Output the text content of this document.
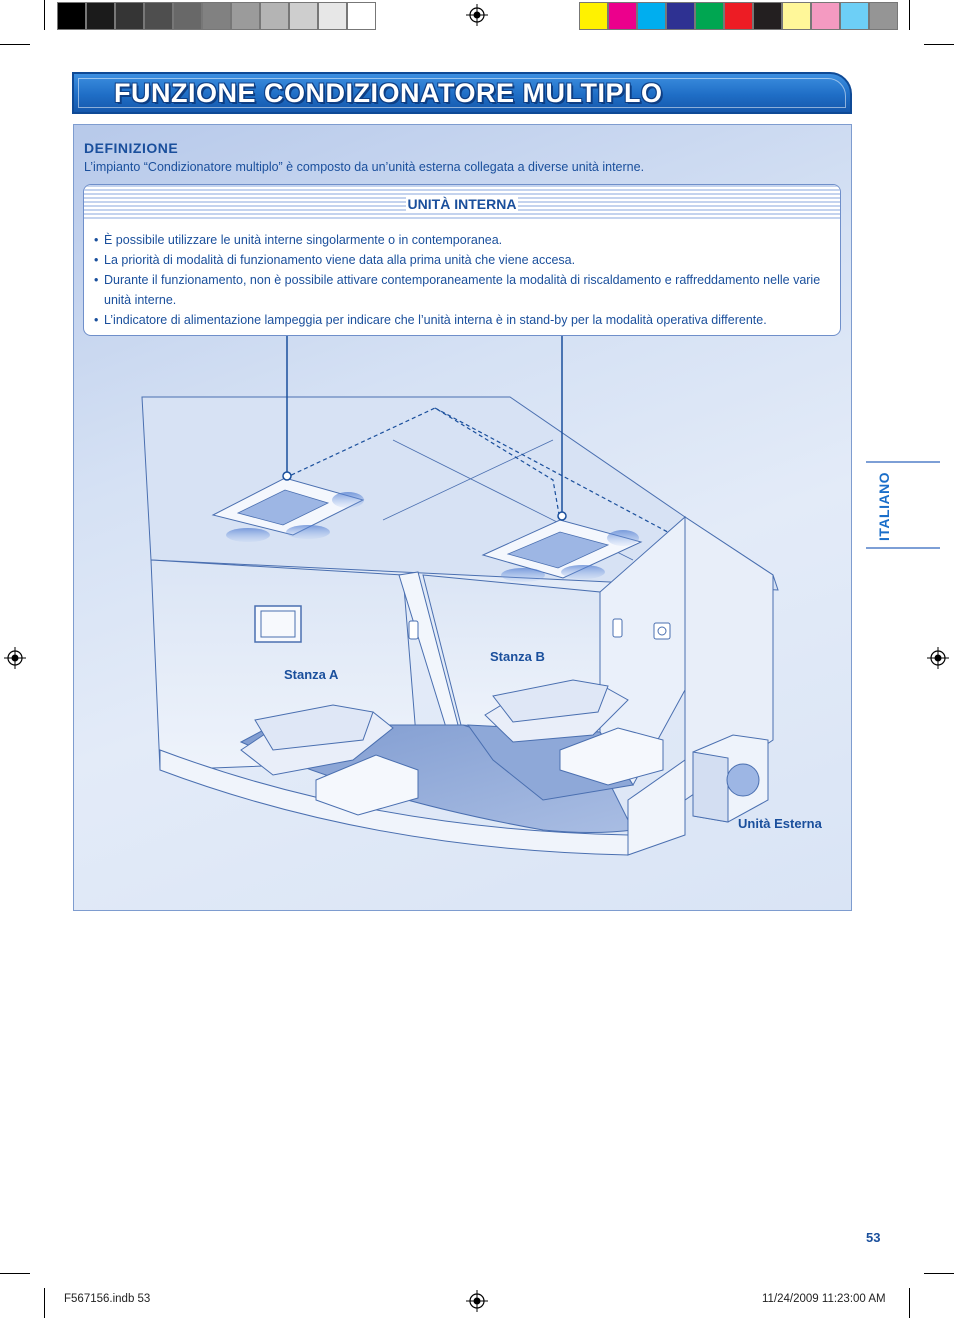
FUNZIONE CONDIZIONATORE MULTIPLO
DEFINIZIONE
L’impianto “Condizionatore multiplo” è composto da un’unità esterna collegata a diverse unità interne.
Stanza A
Stanza B
Unità Esterna
UNITÀ INTERNA
• È possibile utilizzare le unità interne singolarmente o in contemporanea.
• La priorità di modalità di funzionamento viene data alla prima unità che viene accesa.
• Durante il funzionamento, non è possibile attivare contemporaneamente la modalità di riscaldamento e raffreddamento nelle varie unità interne.
• L’indicatore di alimentazione lampeggia per indicare che l’unità interna è in stand-by per la modalità operativa differente.
ITALIANO
53
F567156.indb 53	11/24/2009 11:23:00 AM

────────

_Given exercise_: Return each line of the data, keeping its wording exact and omitting pictures.

_Answer for the task_:
Output the text content of this document.
FUNZIONE CONDIZIONATORE MULTIPLO
DEFINIZIONE
L’impianto “Condizionatore multiplo” è composto da un’unità esterna collegata a diverse unità interne.
Stanza A
Stanza B
Unità Esterna
UNITÀ INTERNA
• È possibile utilizzare le unità interne singolarmente o in contemporanea.
• La priorità di modalità di funzionamento viene data alla prima unità che viene accesa.
• Durante il funzionamento, non è possibile attivare contemporaneamente la modalità di riscaldamento e raffreddamento nelle varie unità interne.
• L’indicatore di alimentazione lampeggia per indicare che l’unità interna è in stand-by per la modalità operativa differente.
ITALIANO
53
F567156.indb 53	11/24/2009 11:23:00 AM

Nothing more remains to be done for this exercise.